### Required work
Output every line below without omitting or altering anything.

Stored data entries
+ + + + +

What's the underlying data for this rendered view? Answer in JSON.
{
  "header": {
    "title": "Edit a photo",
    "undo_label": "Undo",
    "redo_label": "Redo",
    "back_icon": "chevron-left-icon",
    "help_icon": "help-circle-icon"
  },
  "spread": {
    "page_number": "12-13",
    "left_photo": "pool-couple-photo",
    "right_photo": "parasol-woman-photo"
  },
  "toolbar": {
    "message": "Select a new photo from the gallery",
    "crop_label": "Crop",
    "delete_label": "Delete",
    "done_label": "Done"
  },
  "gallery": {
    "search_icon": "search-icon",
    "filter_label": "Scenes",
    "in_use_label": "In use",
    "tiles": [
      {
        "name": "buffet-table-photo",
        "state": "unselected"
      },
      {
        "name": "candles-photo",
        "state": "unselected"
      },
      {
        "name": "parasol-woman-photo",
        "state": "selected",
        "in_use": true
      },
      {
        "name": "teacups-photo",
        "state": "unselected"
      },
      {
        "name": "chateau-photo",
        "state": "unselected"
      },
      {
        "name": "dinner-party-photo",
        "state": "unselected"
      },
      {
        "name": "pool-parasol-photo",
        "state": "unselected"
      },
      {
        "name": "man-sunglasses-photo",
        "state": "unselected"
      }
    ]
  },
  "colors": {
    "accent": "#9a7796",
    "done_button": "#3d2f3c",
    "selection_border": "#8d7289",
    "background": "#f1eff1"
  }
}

+ + + + +

### Answer to the exercise
What's the underlying data for this rendered view? Answer in JSON.
{
  "header": {
    "title": "Edit a photo",
    "undo_label": "Undo",
    "redo_label": "Redo",
    "back_icon": "chevron-left-icon",
    "help_icon": "help-circle-icon"
  },
  "spread": {
    "page_number": "12-13",
    "left_photo": "pool-couple-photo",
    "right_photo": "parasol-woman-photo"
  },
  "toolbar": {
    "message": "Select a new photo from the gallery",
    "crop_label": "Crop",
    "delete_label": "Delete",
    "done_label": "Done"
  },
  "gallery": {
    "search_icon": "search-icon",
    "filter_label": "Scenes",
    "in_use_label": "In use",
    "tiles": [
      {
        "name": "buffet-table-photo",
        "state": "unselected"
      },
      {
        "name": "candles-photo",
        "state": "unselected"
      },
      {
        "name": "parasol-woman-photo",
        "state": "selected",
        "in_use": true
      },
      {
        "name": "teacups-photo",
        "state": "unselected"
      },
      {
        "name": "chateau-photo",
        "state": "unselected"
      },
      {
        "name": "dinner-party-photo",
        "state": "unselected"
      },
      {
        "name": "pool-parasol-photo",
        "state": "unselected"
      },
      {
        "name": "man-sunglasses-photo",
        "state": "unselected"
      }
    ]
  },
  "colors": {
    "accent": "#9a7796",
    "done_button": "#3d2f3c",
    "selection_border": "#8d7289",
    "background": "#f1eff1"
  }
}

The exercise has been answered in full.